-- START OF Source records --
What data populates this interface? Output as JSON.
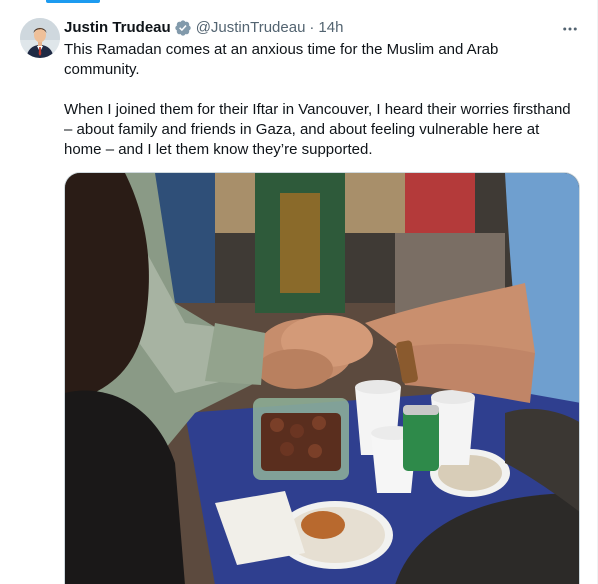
{
  "tweet": {
    "author_name": "Justin Trudeau",
    "handle": "@JustinTrudeau",
    "separator": "·",
    "time": "14h",
    "text_p1": "This Ramadan comes at an anxious time for the Muslim and Arab community.",
    "text_p2": "When I joined them for their Iftar in Vancouver, I heard their worries firsthand – about family and friends in Gaza, and about feeling vulnerable here at home – and I let them know they’re supported."
  },
  "icons": {
    "verified": "verified-badge-icon",
    "more": "more-horizontal-icon"
  },
  "colors": {
    "accent": "#1d9bf0",
    "text_primary": "#0f1419",
    "text_secondary": "#536471",
    "border": "#cfd9de"
  }
}
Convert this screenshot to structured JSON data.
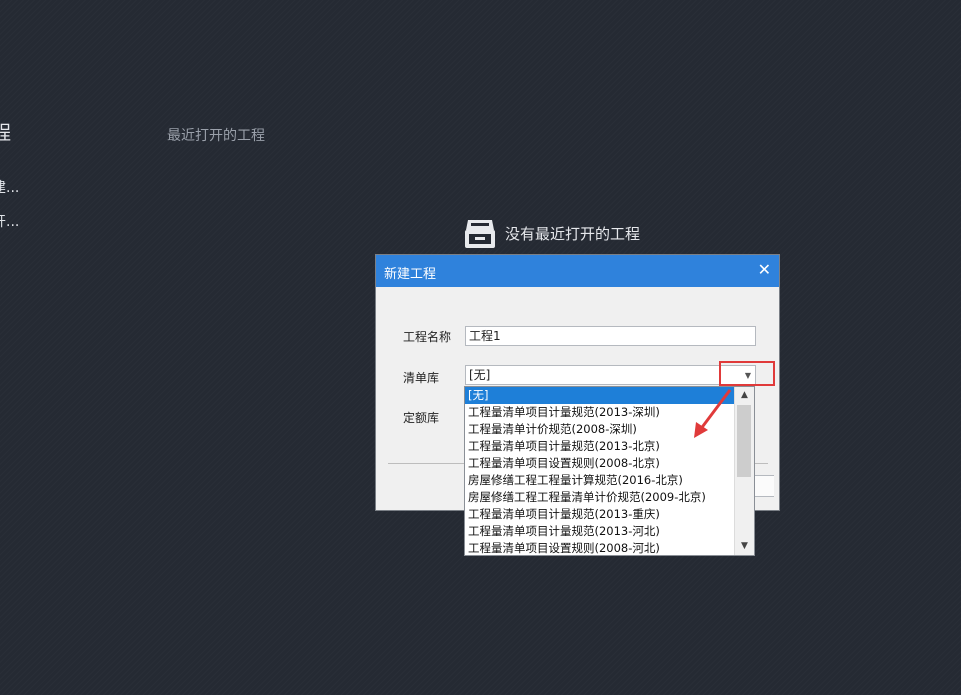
{
  "background": {
    "left_panel": {
      "title": "程",
      "items": [
        "建...",
        "开..."
      ]
    },
    "recent": {
      "heading": "最近打开的工程",
      "empty_message": "没有最近打开的工程",
      "empty_icon": "archive-box-icon"
    }
  },
  "dialog": {
    "title": "新建工程",
    "close_icon": "close-icon",
    "project_name_label": "工程名称",
    "project_name_value": "工程1",
    "bill_library_label": "清单库",
    "bill_library_value": "[无]",
    "quota_library_label": "定额库"
  },
  "dropdown": {
    "options": [
      "[无]",
      "工程量清单项目计量规范(2013-深圳)",
      "工程量清单计价规范(2008-深圳)",
      "工程量清单项目计量规范(2013-北京)",
      "工程量清单项目设置规则(2008-北京)",
      "房屋修缮工程工程量计算规范(2016-北京)",
      "房屋修缮工程工程量清单计价规范(2009-北京)",
      "工程量清单项目计量规范(2013-重庆)",
      "工程量清单项目计量规范(2013-河北)",
      "工程量清单项目设置规则(2008-河北)"
    ],
    "selected_index": 0
  },
  "annotation": {
    "color": "#e03a3a"
  },
  "colors": {
    "accent": "#2f82dc",
    "background": "#252a33",
    "selection": "#1e7fd8"
  }
}
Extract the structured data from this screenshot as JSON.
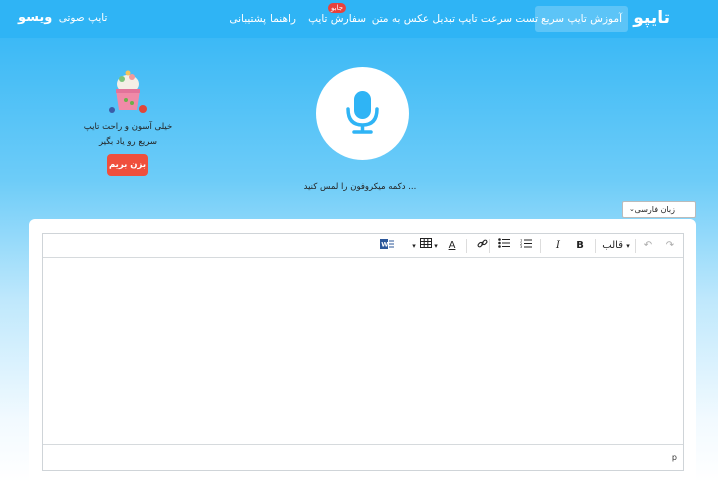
{
  "nav": {
    "logo": "تایپو",
    "items": [
      {
        "label": "آموزش تایپ سریع"
      },
      {
        "label": "تست سرعت تایپ"
      },
      {
        "label": "تبدیل عکس به متن"
      },
      {
        "label": "سفارش تایپ",
        "badge": "جابو"
      },
      {
        "label": "راهنما"
      },
      {
        "label": "پشتیبانی"
      }
    ],
    "voice_brand_bold": "ویسو",
    "voice_brand_text": "تایپ صوتی"
  },
  "mic": {
    "icon": "microphone-icon",
    "hint": "دکمه میکروفون را لمس کنید ..."
  },
  "promo": {
    "line1": "خیلی آسون و راحت تایپ",
    "line2": "سریع رو یاد بگیر",
    "button": "بزن بریم"
  },
  "language": {
    "selected": "زبان فارسی"
  },
  "toolbar": {
    "format_label": "قالب",
    "bold": "B",
    "italic": "I",
    "font_color": "A",
    "word": "W"
  },
  "statusbar": {
    "path": "p"
  },
  "colors": {
    "accent": "#2fb4f5",
    "button_red": "#ef4f3d",
    "badge_red": "#e8423c"
  }
}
-- END OF Source records --
**The problem:**
Repeat all of the records verbatim, leaving out the pictures.

**Task response:**
What data populates this interface? Output as JSON.
{
  "tweet": {
    "author_name": "Justin Trudeau",
    "handle": "@JustinTrudeau",
    "separator": "·",
    "time": "14h",
    "text_p1": "This Ramadan comes at an anxious time for the Muslim and Arab community.",
    "text_p2": "When I joined them for their Iftar in Vancouver, I heard their worries firsthand – about family and friends in Gaza, and about feeling vulnerable here at home – and I let them know they’re supported."
  },
  "icons": {
    "verified": "verified-badge-icon",
    "more": "more-horizontal-icon"
  },
  "colors": {
    "accent": "#1d9bf0",
    "text_primary": "#0f1419",
    "text_secondary": "#536471",
    "border": "#cfd9de"
  }
}
Convert this screenshot to structured JSON data.
{
  "background": {
    "left_panel": {
      "title": "程",
      "items": [
        "建...",
        "开..."
      ]
    },
    "recent": {
      "heading": "最近打开的工程",
      "empty_message": "没有最近打开的工程",
      "empty_icon": "archive-box-icon"
    }
  },
  "dialog": {
    "title": "新建工程",
    "close_icon": "close-icon",
    "project_name_label": "工程名称",
    "project_name_value": "工程1",
    "bill_library_label": "清单库",
    "bill_library_value": "[无]",
    "quota_library_label": "定额库"
  },
  "dropdown": {
    "options": [
      "[无]",
      "工程量清单项目计量规范(2013-深圳)",
      "工程量清单计价规范(2008-深圳)",
      "工程量清单项目计量规范(2013-北京)",
      "工程量清单项目设置规则(2008-北京)",
      "房屋修缮工程工程量计算规范(2016-北京)",
      "房屋修缮工程工程量清单计价规范(2009-北京)",
      "工程量清单项目计量规范(2013-重庆)",
      "工程量清单项目计量规范(2013-河北)",
      "工程量清单项目设置规则(2008-河北)"
    ],
    "selected_index": 0
  },
  "annotation": {
    "color": "#e03a3a"
  },
  "colors": {
    "accent": "#2f82dc",
    "background": "#252a33",
    "selection": "#1e7fd8"
  }
}
Extract the structured data from this screenshot as JSON.
{
  "nav": {
    "logo": "تایپو",
    "items": [
      {
        "label": "آموزش تایپ سریع"
      },
      {
        "label": "تست سرعت تایپ"
      },
      {
        "label": "تبدیل عکس به متن"
      },
      {
        "label": "سفارش تایپ",
        "badge": "جابو"
      },
      {
        "label": "راهنما"
      },
      {
        "label": "پشتیبانی"
      }
    ],
    "voice_brand_bold": "ویسو",
    "voice_brand_text": "تایپ صوتی"
  },
  "mic": {
    "icon": "microphone-icon",
    "hint": "دکمه میکروفون را لمس کنید ..."
  },
  "promo": {
    "line1": "خیلی آسون و راحت تایپ",
    "line2": "سریع رو یاد بگیر",
    "button": "بزن بریم"
  },
  "language": {
    "selected": "زبان فارسی"
  },
  "toolbar": {
    "format_label": "قالب",
    "bold": "B",
    "italic": "I",
    "font_color": "A",
    "word": "W"
  },
  "statusbar": {
    "path": "p"
  },
  "colors": {
    "accent": "#2fb4f5",
    "button_red": "#ef4f3d",
    "badge_red": "#e8423c"
  }
}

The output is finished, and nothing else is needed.